Instruction: Below are some records; return each one exactly.
====== Data shown ======
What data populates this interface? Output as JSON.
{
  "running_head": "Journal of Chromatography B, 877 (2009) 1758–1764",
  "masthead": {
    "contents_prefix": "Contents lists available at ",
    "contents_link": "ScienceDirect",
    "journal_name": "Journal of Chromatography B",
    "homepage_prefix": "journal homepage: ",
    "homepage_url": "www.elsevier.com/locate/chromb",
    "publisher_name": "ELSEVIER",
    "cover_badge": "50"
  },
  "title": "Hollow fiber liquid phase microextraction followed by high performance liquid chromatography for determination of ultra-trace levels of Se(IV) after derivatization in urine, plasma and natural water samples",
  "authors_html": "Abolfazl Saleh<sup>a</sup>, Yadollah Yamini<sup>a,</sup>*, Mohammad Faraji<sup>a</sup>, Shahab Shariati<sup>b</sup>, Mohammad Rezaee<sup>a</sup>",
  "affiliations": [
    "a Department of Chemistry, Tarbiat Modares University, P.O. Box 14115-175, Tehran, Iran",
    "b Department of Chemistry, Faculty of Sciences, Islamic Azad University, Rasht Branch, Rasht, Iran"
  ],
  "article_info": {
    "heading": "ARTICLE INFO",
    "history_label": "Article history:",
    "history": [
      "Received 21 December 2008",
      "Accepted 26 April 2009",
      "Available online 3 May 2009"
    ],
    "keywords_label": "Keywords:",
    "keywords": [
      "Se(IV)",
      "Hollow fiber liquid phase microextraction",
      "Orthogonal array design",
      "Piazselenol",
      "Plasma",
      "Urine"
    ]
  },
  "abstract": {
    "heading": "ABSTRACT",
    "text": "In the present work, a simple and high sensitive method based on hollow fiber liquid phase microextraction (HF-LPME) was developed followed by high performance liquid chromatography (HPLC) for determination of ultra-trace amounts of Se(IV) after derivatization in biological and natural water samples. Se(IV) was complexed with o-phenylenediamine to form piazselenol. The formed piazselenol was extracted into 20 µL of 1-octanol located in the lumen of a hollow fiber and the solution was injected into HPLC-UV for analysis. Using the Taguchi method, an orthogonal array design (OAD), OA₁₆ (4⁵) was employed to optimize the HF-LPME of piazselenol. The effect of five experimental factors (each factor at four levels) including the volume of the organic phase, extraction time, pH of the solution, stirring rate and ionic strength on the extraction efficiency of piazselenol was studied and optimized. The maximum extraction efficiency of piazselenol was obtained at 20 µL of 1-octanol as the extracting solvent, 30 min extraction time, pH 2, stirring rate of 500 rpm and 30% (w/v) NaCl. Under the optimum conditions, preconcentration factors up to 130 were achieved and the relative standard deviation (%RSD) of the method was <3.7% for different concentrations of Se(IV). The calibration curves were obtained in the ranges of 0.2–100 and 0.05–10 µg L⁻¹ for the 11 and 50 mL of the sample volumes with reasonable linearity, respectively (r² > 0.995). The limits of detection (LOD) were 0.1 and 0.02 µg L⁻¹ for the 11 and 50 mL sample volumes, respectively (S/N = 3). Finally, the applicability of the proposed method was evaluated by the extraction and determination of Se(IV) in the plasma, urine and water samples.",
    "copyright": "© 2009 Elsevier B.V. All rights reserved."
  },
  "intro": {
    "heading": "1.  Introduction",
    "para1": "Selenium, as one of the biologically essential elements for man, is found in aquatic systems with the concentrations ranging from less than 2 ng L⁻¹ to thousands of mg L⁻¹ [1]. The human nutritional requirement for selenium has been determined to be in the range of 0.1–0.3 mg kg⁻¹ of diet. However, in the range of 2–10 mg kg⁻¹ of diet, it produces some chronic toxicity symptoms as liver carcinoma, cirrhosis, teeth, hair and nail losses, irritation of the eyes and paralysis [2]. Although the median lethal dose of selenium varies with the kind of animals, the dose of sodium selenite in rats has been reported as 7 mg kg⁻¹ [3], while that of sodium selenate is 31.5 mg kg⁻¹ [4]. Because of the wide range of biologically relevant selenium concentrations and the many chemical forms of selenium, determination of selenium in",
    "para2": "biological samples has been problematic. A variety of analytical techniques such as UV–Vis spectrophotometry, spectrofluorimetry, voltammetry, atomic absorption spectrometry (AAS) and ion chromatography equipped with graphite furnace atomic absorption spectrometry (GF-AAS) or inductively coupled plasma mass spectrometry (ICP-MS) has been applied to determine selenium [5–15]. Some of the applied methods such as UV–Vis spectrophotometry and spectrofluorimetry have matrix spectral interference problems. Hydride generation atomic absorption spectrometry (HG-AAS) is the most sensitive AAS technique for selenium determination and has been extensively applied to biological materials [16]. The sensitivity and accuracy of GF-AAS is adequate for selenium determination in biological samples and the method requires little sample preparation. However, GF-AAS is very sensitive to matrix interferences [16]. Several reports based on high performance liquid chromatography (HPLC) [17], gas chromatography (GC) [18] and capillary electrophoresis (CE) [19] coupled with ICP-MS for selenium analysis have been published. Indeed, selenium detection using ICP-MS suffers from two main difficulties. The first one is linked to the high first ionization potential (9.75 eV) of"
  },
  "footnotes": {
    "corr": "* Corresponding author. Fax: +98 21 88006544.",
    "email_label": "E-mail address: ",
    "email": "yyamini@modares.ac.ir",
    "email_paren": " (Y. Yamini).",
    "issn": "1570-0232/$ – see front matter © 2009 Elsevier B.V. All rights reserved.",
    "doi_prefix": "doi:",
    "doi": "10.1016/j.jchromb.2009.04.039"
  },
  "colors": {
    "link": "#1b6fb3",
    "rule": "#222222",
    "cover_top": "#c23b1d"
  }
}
======
Final result:
What data populates this interface? Output as JSON.
{
  "running_head": "Journal of Chromatography B, 877 (2009) 1758–1764",
  "masthead": {
    "contents_prefix": "Contents lists available at ",
    "contents_link": "ScienceDirect",
    "journal_name": "Journal of Chromatography B",
    "homepage_prefix": "journal homepage: ",
    "homepage_url": "www.elsevier.com/locate/chromb",
    "publisher_name": "ELSEVIER",
    "cover_badge": "50"
  },
  "title": "Hollow fiber liquid phase microextraction followed by high performance liquid chromatography for determination of ultra-trace levels of Se(IV) after derivatization in urine, plasma and natural water samples",
  "authors_html": "Abolfazl Saleh<sup>a</sup>, Yadollah Yamini<sup>a,</sup>*, Mohammad Faraji<sup>a</sup>, Shahab Shariati<sup>b</sup>, Mohammad Rezaee<sup>a</sup>",
  "affiliations": [
    "a Department of Chemistry, Tarbiat Modares University, P.O. Box 14115-175, Tehran, Iran",
    "b Department of Chemistry, Faculty of Sciences, Islamic Azad University, Rasht Branch, Rasht, Iran"
  ],
  "article_info": {
    "heading": "ARTICLE INFO",
    "history_label": "Article history:",
    "history": [
      "Received 21 December 2008",
      "Accepted 26 April 2009",
      "Available online 3 May 2009"
    ],
    "keywords_label": "Keywords:",
    "keywords": [
      "Se(IV)",
      "Hollow fiber liquid phase microextraction",
      "Orthogonal array design",
      "Piazselenol",
      "Plasma",
      "Urine"
    ]
  },
  "abstract": {
    "heading": "ABSTRACT",
    "text": "In the present work, a simple and high sensitive method based on hollow fiber liquid phase microextraction (HF-LPME) was developed followed by high performance liquid chromatography (HPLC) for determination of ultra-trace amounts of Se(IV) after derivatization in biological and natural water samples. Se(IV) was complexed with o-phenylenediamine to form piazselenol. The formed piazselenol was extracted into 20 µL of 1-octanol located in the lumen of a hollow fiber and the solution was injected into HPLC-UV for analysis. Using the Taguchi method, an orthogonal array design (OAD), OA₁₆ (4⁵) was employed to optimize the HF-LPME of piazselenol. The effect of five experimental factors (each factor at four levels) including the volume of the organic phase, extraction time, pH of the solution, stirring rate and ionic strength on the extraction efficiency of piazselenol was studied and optimized. The maximum extraction efficiency of piazselenol was obtained at 20 µL of 1-octanol as the extracting solvent, 30 min extraction time, pH 2, stirring rate of 500 rpm and 30% (w/v) NaCl. Under the optimum conditions, preconcentration factors up to 130 were achieved and the relative standard deviation (%RSD) of the method was <3.7% for different concentrations of Se(IV). The calibration curves were obtained in the ranges of 0.2–100 and 0.05–10 µg L⁻¹ for the 11 and 50 mL of the sample volumes with reasonable linearity, respectively (r² > 0.995). The limits of detection (LOD) were 0.1 and 0.02 µg L⁻¹ for the 11 and 50 mL sample volumes, respectively (S/N = 3). Finally, the applicability of the proposed method was evaluated by the extraction and determination of Se(IV) in the plasma, urine and water samples.",
    "copyright": "© 2009 Elsevier B.V. All rights reserved."
  },
  "intro": {
    "heading": "1.  Introduction",
    "para1": "Selenium, as one of the biologically essential elements for man, is found in aquatic systems with the concentrations ranging from less than 2 ng L⁻¹ to thousands of mg L⁻¹ [1]. The human nutritional requirement for selenium has been determined to be in the range of 0.1–0.3 mg kg⁻¹ of diet. However, in the range of 2–10 mg kg⁻¹ of diet, it produces some chronic toxicity symptoms as liver carcinoma, cirrhosis, teeth, hair and nail losses, irritation of the eyes and paralysis [2]. Although the median lethal dose of selenium varies with the kind of animals, the dose of sodium selenite in rats has been reported as 7 mg kg⁻¹ [3], while that of sodium selenate is 31.5 mg kg⁻¹ [4]. Because of the wide range of biologically relevant selenium concentrations and the many chemical forms of selenium, determination of selenium in",
    "para2": "biological samples has been problematic. A variety of analytical techniques such as UV–Vis spectrophotometry, spectrofluorimetry, voltammetry, atomic absorption spectrometry (AAS) and ion chromatography equipped with graphite furnace atomic absorption spectrometry (GF-AAS) or inductively coupled plasma mass spectrometry (ICP-MS) has been applied to determine selenium [5–15]. Some of the applied methods such as UV–Vis spectrophotometry and spectrofluorimetry have matrix spectral interference problems. Hydride generation atomic absorption spectrometry (HG-AAS) is the most sensitive AAS technique for selenium determination and has been extensively applied to biological materials [16]. The sensitivity and accuracy of GF-AAS is adequate for selenium determination in biological samples and the method requires little sample preparation. However, GF-AAS is very sensitive to matrix interferences [16]. Several reports based on high performance liquid chromatography (HPLC) [17], gas chromatography (GC) [18] and capillary electrophoresis (CE) [19] coupled with ICP-MS for selenium analysis have been published. Indeed, selenium detection using ICP-MS suffers from two main difficulties. The first one is linked to the high first ionization potential (9.75 eV) of"
  },
  "footnotes": {
    "corr": "* Corresponding author. Fax: +98 21 88006544.",
    "email_label": "E-mail address: ",
    "email": "yyamini@modares.ac.ir",
    "email_paren": " (Y. Yamini).",
    "issn": "1570-0232/$ – see front matter © 2009 Elsevier B.V. All rights reserved.",
    "doi_prefix": "doi:",
    "doi": "10.1016/j.jchromb.2009.04.039"
  },
  "colors": {
    "link": "#1b6fb3",
    "rule": "#222222",
    "cover_top": "#c23b1d"
  }
}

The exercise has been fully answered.